## What the exercise asks
Every record that follows must be duplicated exactly, with images left out.

## Data
..........

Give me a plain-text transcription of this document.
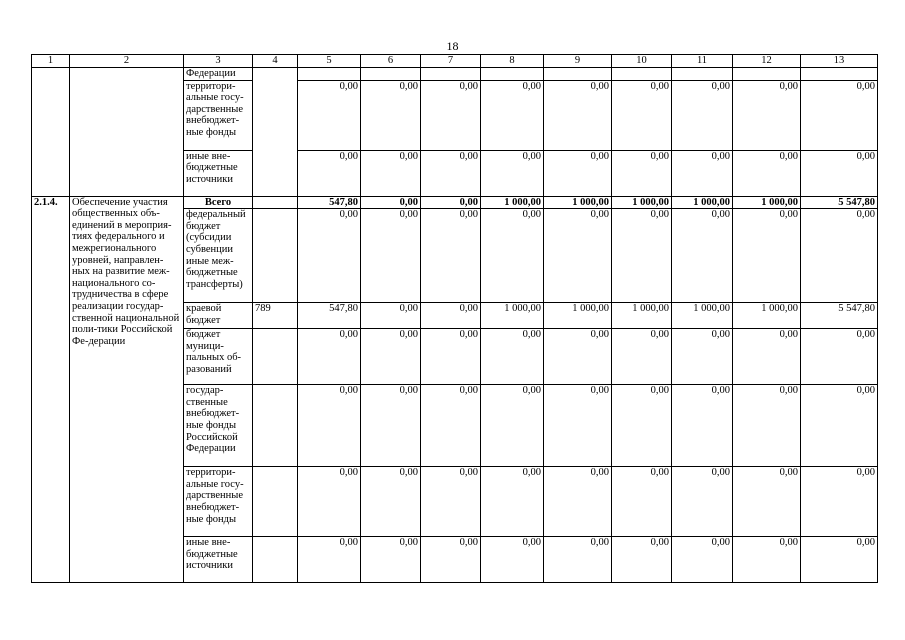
18
1	2	3	4	5	6	7	8	9	10	11	12	13
		Федерации										
		территори-альные госу-дарственные внебюджет-ные фонды		0,00	0,00	0,00	0,00	0,00	0,00	0,00	0,00	0,00
		иные вне-бюджетные источники		0,00	0,00	0,00	0,00	0,00	0,00	0,00	0,00	0,00
2.1.4.	Обеспечение участия общественных объ-единений в мероприя-тиях федерального и межрегионального уровней, направлен-ных на развитие меж-национального со-трудничества в сфере реализации государ-ственной национальной поли-тики Российской Фе-дерации	Всего		547,80	0,00	0,00	1 000,00	1 000,00	1 000,00	1 000,00	1 000,00	5 547,80
		федеральный бюджет (субсидии субвенции иные меж-бюджетные трансферты)		0,00	0,00	0,00	0,00	0,00	0,00	0,00	0,00	0,00
		краевой бюджет	789	547,80	0,00	0,00	1 000,00	1 000,00	1 000,00	1 000,00	1 000,00	5 547,80
		бюджет муници-пальных об-разований		0,00	0,00	0,00	0,00	0,00	0,00	0,00	0,00	0,00
		государ-ственные внебюджет-ные фонды Российской Федерации		0,00	0,00	0,00	0,00	0,00	0,00	0,00	0,00	0,00
		территори-альные госу-дарственные внебюджет-ные фонды		0,00	0,00	0,00	0,00	0,00	0,00	0,00	0,00	0,00
		иные вне-бюджетные источники		0,00	0,00	0,00	0,00	0,00	0,00	0,00	0,00	0,00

..........

## Answer for this exercise
Give me a plain-text transcription of this document.
18
1	2	3	4	5	6	7	8	9	10	11	12	13
		Федерации										
		территори-альные госу-дарственные внебюджет-ные фонды		0,00	0,00	0,00	0,00	0,00	0,00	0,00	0,00	0,00
		иные вне-бюджетные источники		0,00	0,00	0,00	0,00	0,00	0,00	0,00	0,00	0,00
2.1.4.	Обеспечение участия общественных объ-единений в мероприя-тиях федерального и межрегионального уровней, направлен-ных на развитие меж-национального со-трудничества в сфере реализации государ-ственной национальной поли-тики Российской Фе-дерации	Всего		547,80	0,00	0,00	1 000,00	1 000,00	1 000,00	1 000,00	1 000,00	5 547,80
		федеральный бюджет (субсидии субвенции иные меж-бюджетные трансферты)		0,00	0,00	0,00	0,00	0,00	0,00	0,00	0,00	0,00
		краевой бюджет	789	547,80	0,00	0,00	1 000,00	1 000,00	1 000,00	1 000,00	1 000,00	5 547,80
		бюджет муници-пальных об-разований		0,00	0,00	0,00	0,00	0,00	0,00	0,00	0,00	0,00
		государ-ственные внебюджет-ные фонды Российской Федерации		0,00	0,00	0,00	0,00	0,00	0,00	0,00	0,00	0,00
		территори-альные госу-дарственные внебюджет-ные фонды		0,00	0,00	0,00	0,00	0,00	0,00	0,00	0,00	0,00
		иные вне-бюджетные источники		0,00	0,00	0,00	0,00	0,00	0,00	0,00	0,00	0,00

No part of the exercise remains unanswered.